# Start of RECORDS FOR PROCESSING

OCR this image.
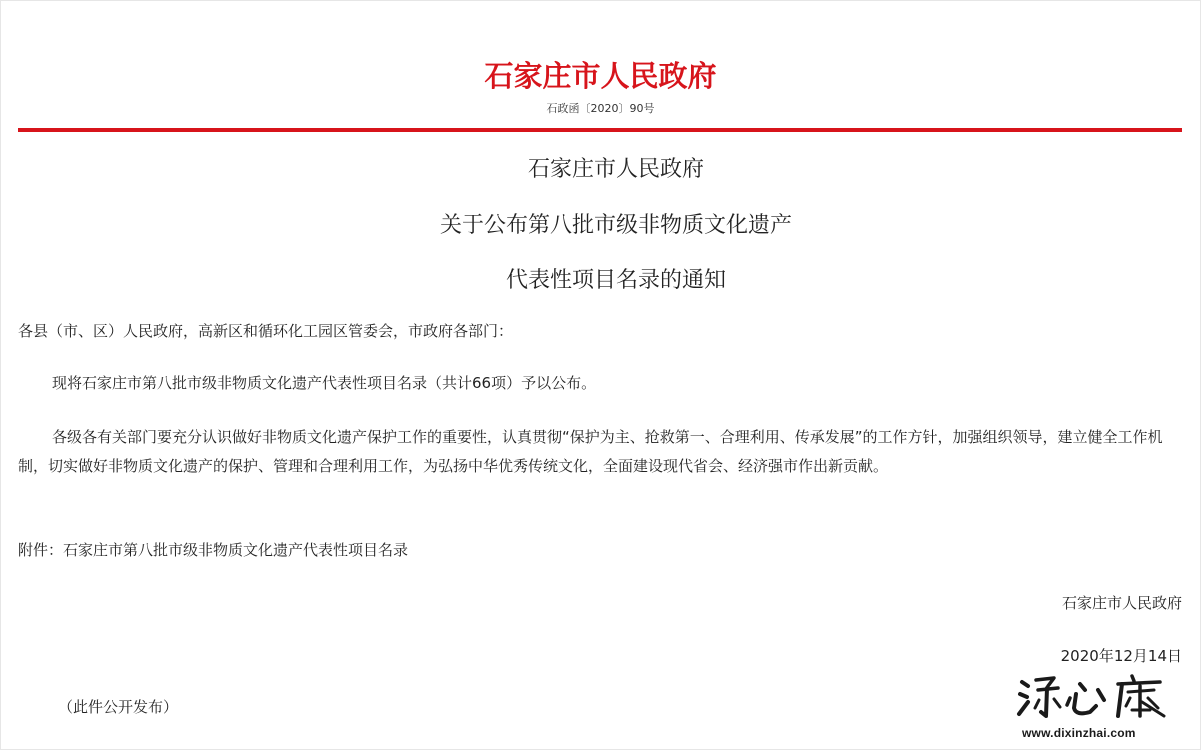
石家庄市人民政府
石政函〔2020〕90号
石家庄市人民政府
关于公布第八批市级非物质文化遗产
代表性项目名录的通知
各县（市、区）人民政府，高新区和循环化工园区管委会，市政府各部门：
现将石家庄市第八批市级非物质文化遗产代表性项目名录（共计66项）予以公布。
各级各有关部门要充分认识做好非物质文化遗产保护工作的重要性，认真贯彻“保护为主、抢救第一、合理利用、传承发展”的工作方针，加强组织领导，建立健全工作机制，切实做好非物质文化遗产的保护、管理和合理利用工作，为弘扬中华优秀传统文化，全面建设现代省会、经济强市作出新贡献。
附件：石家庄市第八批市级非物质文化遗产代表性项目名录
石家庄市人民政府
2020年12月14日
（此件公开发布）
www.dixinzhai.com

# End of RECORDS FOR PROCESSING

*PROMPT*. Copy every line of the data exactly as written, excluding the pictures.

*OUTPUT OF THE EXERCISE*.
OCR this image.
石家庄市人民政府
石政函〔2020〕90号
石家庄市人民政府
关于公布第八批市级非物质文化遗产
代表性项目名录的通知
各县（市、区）人民政府，高新区和循环化工园区管委会，市政府各部门：
现将石家庄市第八批市级非物质文化遗产代表性项目名录（共计66项）予以公布。
各级各有关部门要充分认识做好非物质文化遗产保护工作的重要性，认真贯彻“保护为主、抢救第一、合理利用、传承发展”的工作方针，加强组织领导，建立健全工作机制，切实做好非物质文化遗产的保护、管理和合理利用工作，为弘扬中华优秀传统文化，全面建设现代省会、经济强市作出新贡献。
附件：石家庄市第八批市级非物质文化遗产代表性项目名录
石家庄市人民政府
2020年12月14日
（此件公开发布）
www.dixinzhai.com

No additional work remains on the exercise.